[Records from a dataset]
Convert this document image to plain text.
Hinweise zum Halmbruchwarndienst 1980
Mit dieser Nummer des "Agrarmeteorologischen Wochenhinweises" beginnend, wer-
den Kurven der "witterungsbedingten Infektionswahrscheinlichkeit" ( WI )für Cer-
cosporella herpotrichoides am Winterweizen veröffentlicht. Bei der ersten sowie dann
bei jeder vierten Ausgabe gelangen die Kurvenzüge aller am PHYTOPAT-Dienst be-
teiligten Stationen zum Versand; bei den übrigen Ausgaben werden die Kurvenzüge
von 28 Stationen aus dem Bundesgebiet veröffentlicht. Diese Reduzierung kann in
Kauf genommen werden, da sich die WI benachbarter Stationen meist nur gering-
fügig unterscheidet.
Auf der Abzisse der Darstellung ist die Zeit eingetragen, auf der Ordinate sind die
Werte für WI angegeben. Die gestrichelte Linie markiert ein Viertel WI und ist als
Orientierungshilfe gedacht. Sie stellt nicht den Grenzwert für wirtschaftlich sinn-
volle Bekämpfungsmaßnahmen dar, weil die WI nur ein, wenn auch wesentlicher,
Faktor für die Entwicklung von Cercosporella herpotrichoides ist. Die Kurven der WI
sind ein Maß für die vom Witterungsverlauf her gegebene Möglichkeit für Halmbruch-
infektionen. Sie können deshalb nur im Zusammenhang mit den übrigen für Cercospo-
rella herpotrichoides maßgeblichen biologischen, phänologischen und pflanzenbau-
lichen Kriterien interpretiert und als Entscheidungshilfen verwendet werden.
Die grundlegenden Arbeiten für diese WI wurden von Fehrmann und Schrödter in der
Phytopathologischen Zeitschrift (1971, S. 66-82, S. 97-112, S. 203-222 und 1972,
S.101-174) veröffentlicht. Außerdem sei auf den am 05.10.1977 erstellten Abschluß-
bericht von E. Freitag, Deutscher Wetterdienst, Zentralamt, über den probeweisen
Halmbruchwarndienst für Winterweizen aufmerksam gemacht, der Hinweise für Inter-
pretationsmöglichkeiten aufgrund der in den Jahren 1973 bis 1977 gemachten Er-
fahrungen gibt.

# [Assignment]
Wherever a line in the data above contains the word "Kurvenzüge", copy that line.

# [Solved exercise]
bei jeder vierten Ausgabe gelangen die Kurvenzüge aller am PHYTOPAT-Dienst be-
teiligten Stationen zum Versand; bei den übrigen Ausgaben werden die Kurvenzüge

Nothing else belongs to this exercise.